=== SET PROBLEM ===
Reproduce the entries in full, with no changes.
━━━━
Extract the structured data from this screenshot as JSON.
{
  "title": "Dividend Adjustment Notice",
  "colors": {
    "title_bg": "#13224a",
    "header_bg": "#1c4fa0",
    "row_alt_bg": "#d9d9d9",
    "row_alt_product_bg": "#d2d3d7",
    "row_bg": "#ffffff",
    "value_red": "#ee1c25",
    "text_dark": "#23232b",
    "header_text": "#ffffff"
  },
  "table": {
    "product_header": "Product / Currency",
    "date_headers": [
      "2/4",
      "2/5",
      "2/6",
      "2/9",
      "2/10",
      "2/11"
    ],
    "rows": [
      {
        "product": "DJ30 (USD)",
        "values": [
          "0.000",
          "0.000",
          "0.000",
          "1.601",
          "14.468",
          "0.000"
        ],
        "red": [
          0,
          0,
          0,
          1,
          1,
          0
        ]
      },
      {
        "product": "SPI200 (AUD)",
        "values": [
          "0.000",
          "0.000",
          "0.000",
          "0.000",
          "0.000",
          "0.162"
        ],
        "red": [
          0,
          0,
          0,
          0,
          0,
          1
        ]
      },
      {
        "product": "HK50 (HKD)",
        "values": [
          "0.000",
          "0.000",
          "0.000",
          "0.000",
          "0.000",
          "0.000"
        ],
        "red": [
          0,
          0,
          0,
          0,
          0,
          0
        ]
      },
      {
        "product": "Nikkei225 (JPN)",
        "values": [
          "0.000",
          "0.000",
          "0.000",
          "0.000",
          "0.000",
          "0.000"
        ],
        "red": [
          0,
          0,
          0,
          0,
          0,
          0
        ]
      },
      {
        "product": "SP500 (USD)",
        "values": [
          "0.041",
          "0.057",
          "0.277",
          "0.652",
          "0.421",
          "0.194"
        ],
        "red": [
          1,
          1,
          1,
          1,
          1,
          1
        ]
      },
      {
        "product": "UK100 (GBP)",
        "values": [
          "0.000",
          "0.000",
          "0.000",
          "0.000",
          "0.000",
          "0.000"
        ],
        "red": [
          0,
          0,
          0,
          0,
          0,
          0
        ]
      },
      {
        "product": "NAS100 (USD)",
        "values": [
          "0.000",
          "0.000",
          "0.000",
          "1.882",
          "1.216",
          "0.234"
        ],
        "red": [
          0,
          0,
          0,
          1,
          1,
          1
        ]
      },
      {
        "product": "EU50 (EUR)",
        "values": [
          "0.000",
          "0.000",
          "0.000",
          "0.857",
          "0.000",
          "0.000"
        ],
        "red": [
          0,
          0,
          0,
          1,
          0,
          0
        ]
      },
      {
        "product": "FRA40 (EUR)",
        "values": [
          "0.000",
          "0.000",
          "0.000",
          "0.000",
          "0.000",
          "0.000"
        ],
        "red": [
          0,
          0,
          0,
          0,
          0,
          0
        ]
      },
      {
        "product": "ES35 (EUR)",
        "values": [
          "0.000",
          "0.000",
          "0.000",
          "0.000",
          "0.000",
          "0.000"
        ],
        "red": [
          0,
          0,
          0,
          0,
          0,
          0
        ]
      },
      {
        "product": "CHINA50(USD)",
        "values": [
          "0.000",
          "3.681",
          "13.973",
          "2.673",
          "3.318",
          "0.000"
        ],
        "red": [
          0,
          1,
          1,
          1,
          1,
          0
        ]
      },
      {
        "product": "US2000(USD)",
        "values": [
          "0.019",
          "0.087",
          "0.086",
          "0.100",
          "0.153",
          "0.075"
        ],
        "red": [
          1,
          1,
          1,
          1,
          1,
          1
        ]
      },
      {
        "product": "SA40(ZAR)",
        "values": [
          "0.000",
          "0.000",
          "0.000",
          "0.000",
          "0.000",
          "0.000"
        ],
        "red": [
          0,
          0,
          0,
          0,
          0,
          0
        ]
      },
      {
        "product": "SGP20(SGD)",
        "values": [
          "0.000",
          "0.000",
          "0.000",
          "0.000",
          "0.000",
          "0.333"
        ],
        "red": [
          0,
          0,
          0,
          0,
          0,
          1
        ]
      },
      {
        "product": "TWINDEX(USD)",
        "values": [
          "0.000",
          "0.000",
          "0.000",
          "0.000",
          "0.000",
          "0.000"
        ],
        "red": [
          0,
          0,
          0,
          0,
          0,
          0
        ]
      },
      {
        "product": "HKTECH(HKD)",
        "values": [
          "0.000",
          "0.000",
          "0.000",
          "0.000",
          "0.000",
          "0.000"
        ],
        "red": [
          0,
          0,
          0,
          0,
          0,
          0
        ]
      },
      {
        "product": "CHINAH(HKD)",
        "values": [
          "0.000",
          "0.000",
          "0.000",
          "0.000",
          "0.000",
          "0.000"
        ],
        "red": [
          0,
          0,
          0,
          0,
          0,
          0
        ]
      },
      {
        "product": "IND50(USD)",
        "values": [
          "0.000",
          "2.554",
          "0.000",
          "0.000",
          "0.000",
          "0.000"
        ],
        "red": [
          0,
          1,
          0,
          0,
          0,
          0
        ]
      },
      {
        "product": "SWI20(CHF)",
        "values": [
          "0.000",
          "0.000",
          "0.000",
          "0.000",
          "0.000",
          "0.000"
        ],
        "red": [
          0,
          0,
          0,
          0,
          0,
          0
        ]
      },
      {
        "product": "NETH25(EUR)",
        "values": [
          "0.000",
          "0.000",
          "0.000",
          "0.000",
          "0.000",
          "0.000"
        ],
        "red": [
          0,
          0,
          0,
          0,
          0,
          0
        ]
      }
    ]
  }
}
━━━━
=== RESPONSE ===
Extract the structured data from this screenshot as JSON.
{
  "title": "Dividend Adjustment Notice",
  "colors": {
    "title_bg": "#13224a",
    "header_bg": "#1c4fa0",
    "row_alt_bg": "#d9d9d9",
    "row_alt_product_bg": "#d2d3d7",
    "row_bg": "#ffffff",
    "value_red": "#ee1c25",
    "text_dark": "#23232b",
    "header_text": "#ffffff"
  },
  "table": {
    "product_header": "Product / Currency",
    "date_headers": [
      "2/4",
      "2/5",
      "2/6",
      "2/9",
      "2/10",
      "2/11"
    ],
    "rows": [
      {
        "product": "DJ30 (USD)",
        "values": [
          "0.000",
          "0.000",
          "0.000",
          "1.601",
          "14.468",
          "0.000"
        ],
        "red": [
          0,
          0,
          0,
          1,
          1,
          0
        ]
      },
      {
        "product": "SPI200 (AUD)",
        "values": [
          "0.000",
          "0.000",
          "0.000",
          "0.000",
          "0.000",
          "0.162"
        ],
        "red": [
          0,
          0,
          0,
          0,
          0,
          1
        ]
      },
      {
        "product": "HK50 (HKD)",
        "values": [
          "0.000",
          "0.000",
          "0.000",
          "0.000",
          "0.000",
          "0.000"
        ],
        "red": [
          0,
          0,
          0,
          0,
          0,
          0
        ]
      },
      {
        "product": "Nikkei225 (JPN)",
        "values": [
          "0.000",
          "0.000",
          "0.000",
          "0.000",
          "0.000",
          "0.000"
        ],
        "red": [
          0,
          0,
          0,
          0,
          0,
          0
        ]
      },
      {
        "product": "SP500 (USD)",
        "values": [
          "0.041",
          "0.057",
          "0.277",
          "0.652",
          "0.421",
          "0.194"
        ],
        "red": [
          1,
          1,
          1,
          1,
          1,
          1
        ]
      },
      {
        "product": "UK100 (GBP)",
        "values": [
          "0.000",
          "0.000",
          "0.000",
          "0.000",
          "0.000",
          "0.000"
        ],
        "red": [
          0,
          0,
          0,
          0,
          0,
          0
        ]
      },
      {
        "product": "NAS100 (USD)",
        "values": [
          "0.000",
          "0.000",
          "0.000",
          "1.882",
          "1.216",
          "0.234"
        ],
        "red": [
          0,
          0,
          0,
          1,
          1,
          1
        ]
      },
      {
        "product": "EU50 (EUR)",
        "values": [
          "0.000",
          "0.000",
          "0.000",
          "0.857",
          "0.000",
          "0.000"
        ],
        "red": [
          0,
          0,
          0,
          1,
          0,
          0
        ]
      },
      {
        "product": "FRA40 (EUR)",
        "values": [
          "0.000",
          "0.000",
          "0.000",
          "0.000",
          "0.000",
          "0.000"
        ],
        "red": [
          0,
          0,
          0,
          0,
          0,
          0
        ]
      },
      {
        "product": "ES35 (EUR)",
        "values": [
          "0.000",
          "0.000",
          "0.000",
          "0.000",
          "0.000",
          "0.000"
        ],
        "red": [
          0,
          0,
          0,
          0,
          0,
          0
        ]
      },
      {
        "product": "CHINA50(USD)",
        "values": [
          "0.000",
          "3.681",
          "13.973",
          "2.673",
          "3.318",
          "0.000"
        ],
        "red": [
          0,
          1,
          1,
          1,
          1,
          0
        ]
      },
      {
        "product": "US2000(USD)",
        "values": [
          "0.019",
          "0.087",
          "0.086",
          "0.100",
          "0.153",
          "0.075"
        ],
        "red": [
          1,
          1,
          1,
          1,
          1,
          1
        ]
      },
      {
        "product": "SA40(ZAR)",
        "values": [
          "0.000",
          "0.000",
          "0.000",
          "0.000",
          "0.000",
          "0.000"
        ],
        "red": [
          0,
          0,
          0,
          0,
          0,
          0
        ]
      },
      {
        "product": "SGP20(SGD)",
        "values": [
          "0.000",
          "0.000",
          "0.000",
          "0.000",
          "0.000",
          "0.333"
        ],
        "red": [
          0,
          0,
          0,
          0,
          0,
          1
        ]
      },
      {
        "product": "TWINDEX(USD)",
        "values": [
          "0.000",
          "0.000",
          "0.000",
          "0.000",
          "0.000",
          "0.000"
        ],
        "red": [
          0,
          0,
          0,
          0,
          0,
          0
        ]
      },
      {
        "product": "HKTECH(HKD)",
        "values": [
          "0.000",
          "0.000",
          "0.000",
          "0.000",
          "0.000",
          "0.000"
        ],
        "red": [
          0,
          0,
          0,
          0,
          0,
          0
        ]
      },
      {
        "product": "CHINAH(HKD)",
        "values": [
          "0.000",
          "0.000",
          "0.000",
          "0.000",
          "0.000",
          "0.000"
        ],
        "red": [
          0,
          0,
          0,
          0,
          0,
          0
        ]
      },
      {
        "product": "IND50(USD)",
        "values": [
          "0.000",
          "2.554",
          "0.000",
          "0.000",
          "0.000",
          "0.000"
        ],
        "red": [
          0,
          1,
          0,
          0,
          0,
          0
        ]
      },
      {
        "product": "SWI20(CHF)",
        "values": [
          "0.000",
          "0.000",
          "0.000",
          "0.000",
          "0.000",
          "0.000"
        ],
        "red": [
          0,
          0,
          0,
          0,
          0,
          0
        ]
      },
      {
        "product": "NETH25(EUR)",
        "values": [
          "0.000",
          "0.000",
          "0.000",
          "0.000",
          "0.000",
          "0.000"
        ],
        "red": [
          0,
          0,
          0,
          0,
          0,
          0
        ]
      }
    ]
  }
}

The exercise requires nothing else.